## WHAT YOU WILL DO
Below, find each line holding "dimensional" and state how many there are, using the number alone.

Begin GIVEN DATA

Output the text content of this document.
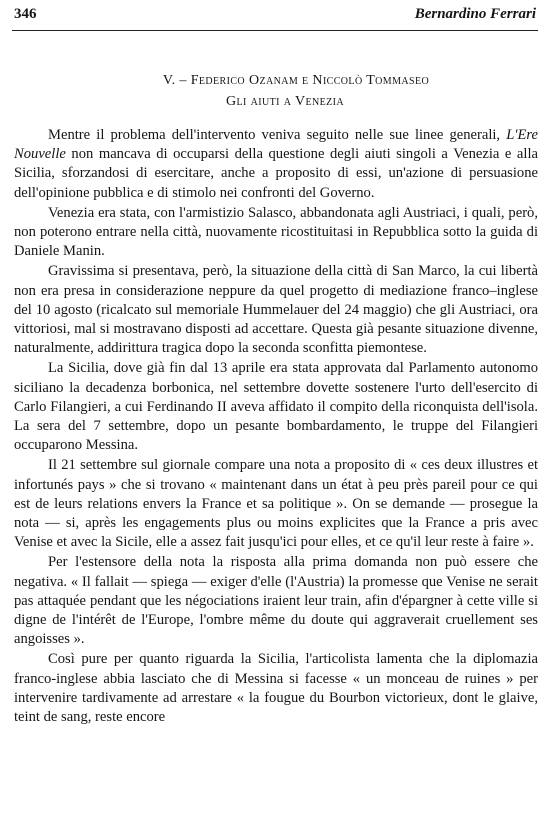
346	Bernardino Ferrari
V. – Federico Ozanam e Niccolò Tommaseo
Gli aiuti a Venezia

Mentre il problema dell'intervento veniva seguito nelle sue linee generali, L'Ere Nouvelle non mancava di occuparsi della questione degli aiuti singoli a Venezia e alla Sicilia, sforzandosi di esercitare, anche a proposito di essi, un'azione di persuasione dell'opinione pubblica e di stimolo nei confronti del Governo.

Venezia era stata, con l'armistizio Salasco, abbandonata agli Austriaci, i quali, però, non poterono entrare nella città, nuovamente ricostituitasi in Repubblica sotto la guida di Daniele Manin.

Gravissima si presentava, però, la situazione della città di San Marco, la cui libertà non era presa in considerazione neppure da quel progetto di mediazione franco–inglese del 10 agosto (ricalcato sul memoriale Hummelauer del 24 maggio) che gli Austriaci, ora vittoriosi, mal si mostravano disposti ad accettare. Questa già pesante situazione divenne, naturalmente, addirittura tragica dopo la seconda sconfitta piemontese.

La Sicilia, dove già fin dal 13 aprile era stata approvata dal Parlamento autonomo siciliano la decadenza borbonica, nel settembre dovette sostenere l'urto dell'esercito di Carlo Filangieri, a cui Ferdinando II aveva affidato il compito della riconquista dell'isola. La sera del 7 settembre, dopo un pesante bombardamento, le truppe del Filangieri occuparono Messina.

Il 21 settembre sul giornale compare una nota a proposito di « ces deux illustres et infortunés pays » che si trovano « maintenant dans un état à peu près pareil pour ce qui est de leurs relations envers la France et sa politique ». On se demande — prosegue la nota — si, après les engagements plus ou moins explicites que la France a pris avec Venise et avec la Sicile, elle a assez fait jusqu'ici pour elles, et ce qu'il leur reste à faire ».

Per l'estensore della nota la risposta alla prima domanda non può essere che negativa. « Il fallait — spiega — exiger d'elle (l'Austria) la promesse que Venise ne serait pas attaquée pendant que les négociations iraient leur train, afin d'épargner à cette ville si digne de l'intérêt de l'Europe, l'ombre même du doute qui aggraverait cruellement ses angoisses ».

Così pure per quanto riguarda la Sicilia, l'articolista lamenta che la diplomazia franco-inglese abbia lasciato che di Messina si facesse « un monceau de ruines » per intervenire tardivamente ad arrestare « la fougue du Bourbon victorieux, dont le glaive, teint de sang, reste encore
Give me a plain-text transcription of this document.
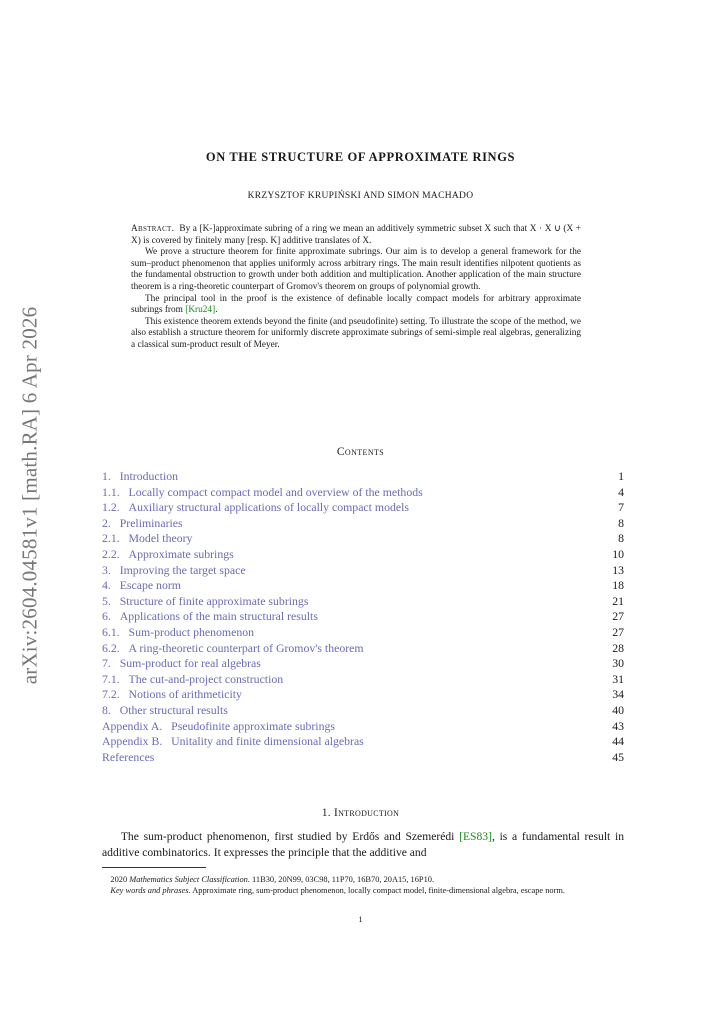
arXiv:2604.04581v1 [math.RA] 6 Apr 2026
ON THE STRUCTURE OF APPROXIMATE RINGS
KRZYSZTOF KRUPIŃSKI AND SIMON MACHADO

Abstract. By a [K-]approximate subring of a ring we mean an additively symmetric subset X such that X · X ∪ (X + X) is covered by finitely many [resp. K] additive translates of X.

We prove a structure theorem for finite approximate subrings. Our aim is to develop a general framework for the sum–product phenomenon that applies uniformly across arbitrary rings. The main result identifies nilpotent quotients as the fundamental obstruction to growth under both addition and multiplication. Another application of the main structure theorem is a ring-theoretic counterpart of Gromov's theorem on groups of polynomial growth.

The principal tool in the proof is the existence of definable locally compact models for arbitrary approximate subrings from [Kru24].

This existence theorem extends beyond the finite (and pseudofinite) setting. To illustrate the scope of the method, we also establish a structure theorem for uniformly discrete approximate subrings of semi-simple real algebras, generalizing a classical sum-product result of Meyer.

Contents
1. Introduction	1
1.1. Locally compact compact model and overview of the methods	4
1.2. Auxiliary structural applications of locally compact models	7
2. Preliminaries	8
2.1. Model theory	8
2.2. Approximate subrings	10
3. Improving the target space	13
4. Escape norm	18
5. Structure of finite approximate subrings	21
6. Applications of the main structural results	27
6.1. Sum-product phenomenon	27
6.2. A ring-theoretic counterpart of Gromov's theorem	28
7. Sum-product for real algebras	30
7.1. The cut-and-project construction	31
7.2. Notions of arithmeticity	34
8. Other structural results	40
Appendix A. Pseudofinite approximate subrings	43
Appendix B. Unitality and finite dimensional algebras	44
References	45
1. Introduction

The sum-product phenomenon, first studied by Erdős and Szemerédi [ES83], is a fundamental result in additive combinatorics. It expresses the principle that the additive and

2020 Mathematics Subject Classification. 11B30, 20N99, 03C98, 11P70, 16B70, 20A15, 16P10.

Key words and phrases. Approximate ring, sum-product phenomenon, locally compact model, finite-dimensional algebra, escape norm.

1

End GIVEN DATA
Begin GIVEN DATA

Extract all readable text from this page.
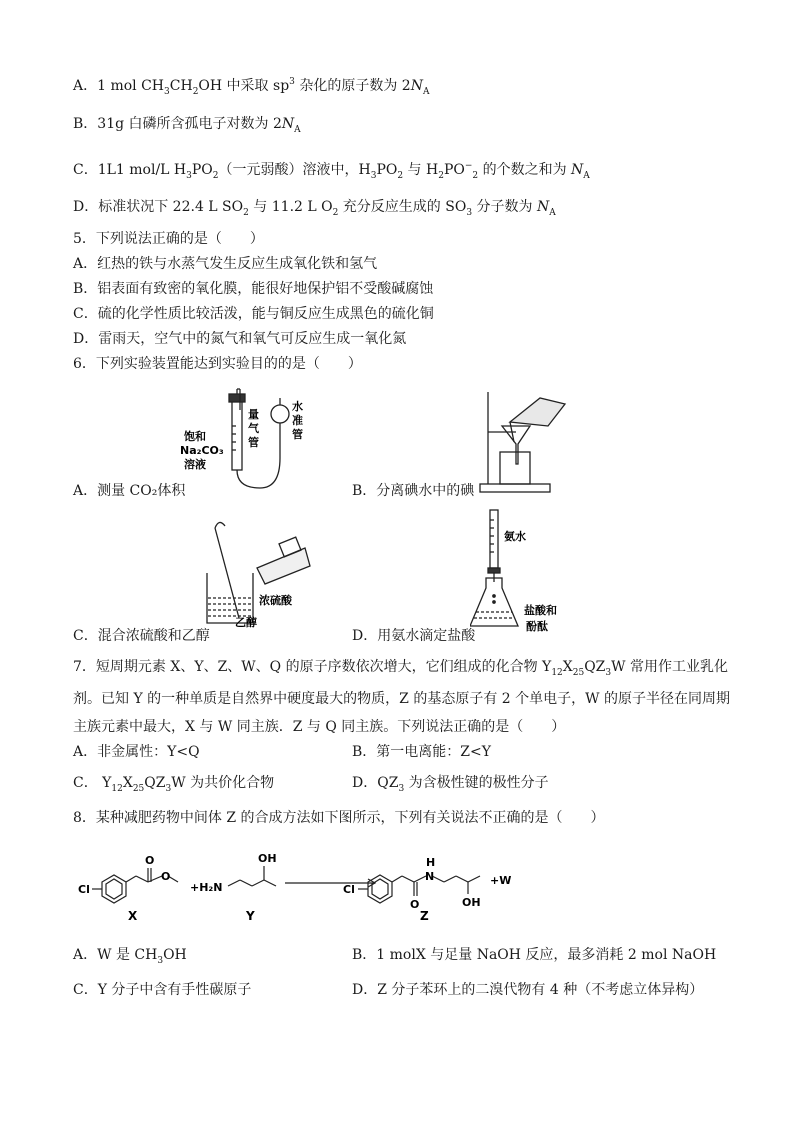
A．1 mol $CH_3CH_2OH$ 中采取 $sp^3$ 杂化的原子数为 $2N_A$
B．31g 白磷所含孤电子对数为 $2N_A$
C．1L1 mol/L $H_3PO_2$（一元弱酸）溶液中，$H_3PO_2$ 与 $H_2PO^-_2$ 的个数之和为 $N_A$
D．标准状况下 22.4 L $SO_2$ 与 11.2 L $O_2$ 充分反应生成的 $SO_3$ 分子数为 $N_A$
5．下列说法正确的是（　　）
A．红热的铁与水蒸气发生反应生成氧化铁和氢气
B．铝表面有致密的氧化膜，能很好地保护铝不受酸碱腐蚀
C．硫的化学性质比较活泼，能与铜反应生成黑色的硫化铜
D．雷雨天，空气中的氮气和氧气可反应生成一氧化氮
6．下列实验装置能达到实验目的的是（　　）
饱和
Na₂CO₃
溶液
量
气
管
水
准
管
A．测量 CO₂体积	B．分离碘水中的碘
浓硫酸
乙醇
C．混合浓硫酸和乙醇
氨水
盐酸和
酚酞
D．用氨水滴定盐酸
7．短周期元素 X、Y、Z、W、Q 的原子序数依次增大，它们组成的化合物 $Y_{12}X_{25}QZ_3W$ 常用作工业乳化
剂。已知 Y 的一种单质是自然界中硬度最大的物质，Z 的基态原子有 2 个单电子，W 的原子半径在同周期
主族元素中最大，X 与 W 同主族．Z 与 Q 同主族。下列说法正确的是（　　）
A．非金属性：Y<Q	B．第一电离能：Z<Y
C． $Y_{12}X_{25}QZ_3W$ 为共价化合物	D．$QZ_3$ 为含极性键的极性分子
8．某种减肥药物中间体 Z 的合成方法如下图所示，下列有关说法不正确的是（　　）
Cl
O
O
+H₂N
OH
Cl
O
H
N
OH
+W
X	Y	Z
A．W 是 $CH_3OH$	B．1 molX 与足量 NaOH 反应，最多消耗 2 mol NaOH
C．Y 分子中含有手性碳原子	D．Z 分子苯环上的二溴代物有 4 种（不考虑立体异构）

End GIVEN DATA

## PROBLEM SOLUTION
2